Your task> Omit the pictures, then reproduce every remaining record exactly.

Data in this exercise>

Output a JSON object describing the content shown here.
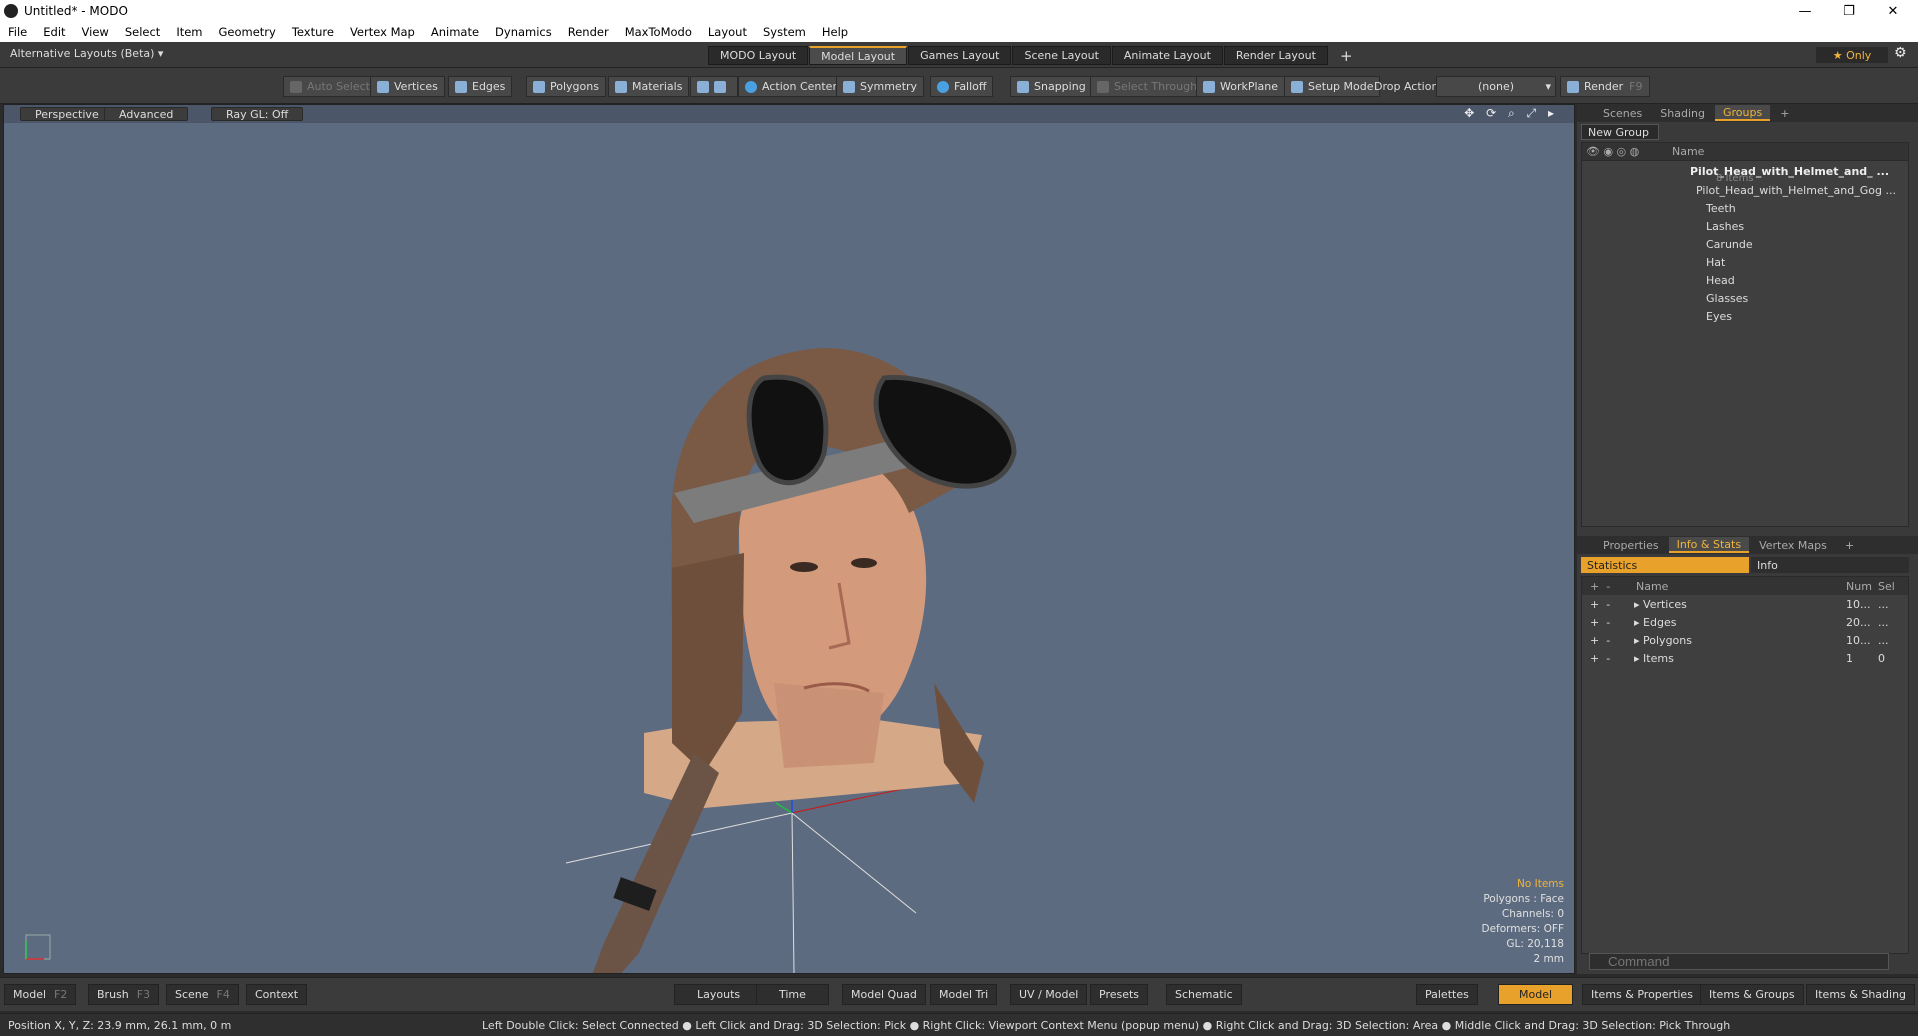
{
  "window": {
    "title": "Untitled* - MODO",
    "min": "—",
    "max": "❐",
    "close": "✕"
  },
  "menu": [
    "File",
    "Edit",
    "View",
    "Select",
    "Item",
    "Geometry",
    "Texture",
    "Vertex Map",
    "Animate",
    "Dynamics",
    "Render",
    "MaxToModo",
    "Layout",
    "System",
    "Help"
  ],
  "layoutbar": {
    "alt": "Alternative Layouts (Beta) ▾",
    "tabs": [
      "MODO Layout",
      "Model Layout",
      "Games Layout",
      "Scene Layout",
      "Animate Layout",
      "Render Layout"
    ],
    "active": "Model Layout",
    "plus": "+",
    "only": "★  Only"
  },
  "toolbar": {
    "auto_select": "Auto Select",
    "vertices": "Vertices",
    "edges": "Edges",
    "polygons": "Polygons",
    "materials": "Materials",
    "action_center": "Action Center",
    "symmetry": "Symmetry",
    "falloff": "Falloff",
    "snapping": "Snapping",
    "select_through": "Select Through",
    "workplane": "WorkPlane",
    "setup_mode": "Setup Mode",
    "drop_action": "Drop Action",
    "none": "(none)",
    "render": "Render",
    "render_key": "F9"
  },
  "viewport": {
    "perspective": "Perspective",
    "advanced": "Advanced",
    "raygl": "Ray GL: Off",
    "icons": "✥ ⟳ ⌕ ⤢ ▸",
    "stats": {
      "items": "No Items",
      "polygons": "Polygons : Face",
      "channels": "Channels: 0",
      "deformers": "Deformers: OFF",
      "gl": "GL: 20,118",
      "scale": "2 mm"
    }
  },
  "groups_panel": {
    "tabs": [
      "Scenes",
      "Shading",
      "Groups"
    ],
    "active": "Groups",
    "plus": "+",
    "new_group": "New Group",
    "name_header": "Name",
    "root": "Pilot_Head_with_Helmet_and_ ...",
    "root_count": "8 Items",
    "items": [
      "Pilot_Head_with_Helmet_and_Gog ...",
      "Teeth",
      "Lashes",
      "Carunde",
      "Hat",
      "Head",
      "Glasses",
      "Eyes"
    ]
  },
  "info_panel": {
    "tabs": [
      "Properties",
      "Info & Stats",
      "Vertex Maps"
    ],
    "active": "Info & Stats",
    "plus": "+",
    "statistics": "Statistics",
    "info": "Info",
    "headers": {
      "name": "Name",
      "num": "Num",
      "sel": "Sel"
    },
    "rows": [
      {
        "name": "Vertices",
        "num": "10...",
        "sel": "..."
      },
      {
        "name": "Edges",
        "num": "20...",
        "sel": "..."
      },
      {
        "name": "Polygons",
        "num": "10...",
        "sel": "..."
      },
      {
        "name": "Items",
        "num": "1",
        "sel": "0"
      }
    ]
  },
  "command": {
    "placeholder": "Command"
  },
  "bottom": {
    "model": "Model",
    "f2": "F2",
    "brush": "Brush",
    "f3": "F3",
    "scene": "Scene",
    "f4": "F4",
    "context": "Context",
    "layouts": "Layouts",
    "time": "Time",
    "model_quad": "Model Quad",
    "model_tri": "Model Tri",
    "uv_model": "UV / Model",
    "presets": "Presets",
    "schematic": "Schematic",
    "palettes": "Palettes",
    "model_active": "Model",
    "items_props": "Items & Properties",
    "items_groups": "Items & Groups",
    "items_shading": "Items & Shading"
  },
  "status": {
    "position": "Position X, Y, Z:   23.9 mm, 26.1 mm, 0 m",
    "hints": "Left Double Click: Select Connected ● Left Click and Drag: 3D Selection: Pick ● Right Click: Viewport Context Menu (popup menu) ● Right Click and Drag: 3D Selection: Area ● Middle Click and Drag: 3D Selection: Pick Through"
  }
}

Exercise response>
Output a JSON object describing the content shown here.
{
  "window": {
    "title": "Untitled* - MODO",
    "min": "—",
    "max": "❐",
    "close": "✕"
  },
  "menu": [
    "File",
    "Edit",
    "View",
    "Select",
    "Item",
    "Geometry",
    "Texture",
    "Vertex Map",
    "Animate",
    "Dynamics",
    "Render",
    "MaxToModo",
    "Layout",
    "System",
    "Help"
  ],
  "layoutbar": {
    "alt": "Alternative Layouts (Beta) ▾",
    "tabs": [
      "MODO Layout",
      "Model Layout",
      "Games Layout",
      "Scene Layout",
      "Animate Layout",
      "Render Layout"
    ],
    "active": "Model Layout",
    "plus": "+",
    "only": "★  Only"
  },
  "toolbar": {
    "auto_select": "Auto Select",
    "vertices": "Vertices",
    "edges": "Edges",
    "polygons": "Polygons",
    "materials": "Materials",
    "action_center": "Action Center",
    "symmetry": "Symmetry",
    "falloff": "Falloff",
    "snapping": "Snapping",
    "select_through": "Select Through",
    "workplane": "WorkPlane",
    "setup_mode": "Setup Mode",
    "drop_action": "Drop Action",
    "none": "(none)",
    "render": "Render",
    "render_key": "F9"
  },
  "viewport": {
    "perspective": "Perspective",
    "advanced": "Advanced",
    "raygl": "Ray GL: Off",
    "icons": "✥ ⟳ ⌕ ⤢ ▸",
    "stats": {
      "items": "No Items",
      "polygons": "Polygons : Face",
      "channels": "Channels: 0",
      "deformers": "Deformers: OFF",
      "gl": "GL: 20,118",
      "scale": "2 mm"
    }
  },
  "groups_panel": {
    "tabs": [
      "Scenes",
      "Shading",
      "Groups"
    ],
    "active": "Groups",
    "plus": "+",
    "new_group": "New Group",
    "name_header": "Name",
    "root": "Pilot_Head_with_Helmet_and_ ...",
    "root_count": "8 Items",
    "items": [
      "Pilot_Head_with_Helmet_and_Gog ...",
      "Teeth",
      "Lashes",
      "Carunde",
      "Hat",
      "Head",
      "Glasses",
      "Eyes"
    ]
  },
  "info_panel": {
    "tabs": [
      "Properties",
      "Info & Stats",
      "Vertex Maps"
    ],
    "active": "Info & Stats",
    "plus": "+",
    "statistics": "Statistics",
    "info": "Info",
    "headers": {
      "name": "Name",
      "num": "Num",
      "sel": "Sel"
    },
    "rows": [
      {
        "name": "Vertices",
        "num": "10...",
        "sel": "..."
      },
      {
        "name": "Edges",
        "num": "20...",
        "sel": "..."
      },
      {
        "name": "Polygons",
        "num": "10...",
        "sel": "..."
      },
      {
        "name": "Items",
        "num": "1",
        "sel": "0"
      }
    ]
  },
  "command": {
    "placeholder": "Command"
  },
  "bottom": {
    "model": "Model",
    "f2": "F2",
    "brush": "Brush",
    "f3": "F3",
    "scene": "Scene",
    "f4": "F4",
    "context": "Context",
    "layouts": "Layouts",
    "time": "Time",
    "model_quad": "Model Quad",
    "model_tri": "Model Tri",
    "uv_model": "UV / Model",
    "presets": "Presets",
    "schematic": "Schematic",
    "palettes": "Palettes",
    "model_active": "Model",
    "items_props": "Items & Properties",
    "items_groups": "Items & Groups",
    "items_shading": "Items & Shading"
  },
  "status": {
    "position": "Position X, Y, Z:   23.9 mm, 26.1 mm, 0 m",
    "hints": "Left Double Click: Select Connected ● Left Click and Drag: 3D Selection: Pick ● Right Click: Viewport Context Menu (popup menu) ● Right Click and Drag: 3D Selection: Area ● Middle Click and Drag: 3D Selection: Pick Through"
  }
}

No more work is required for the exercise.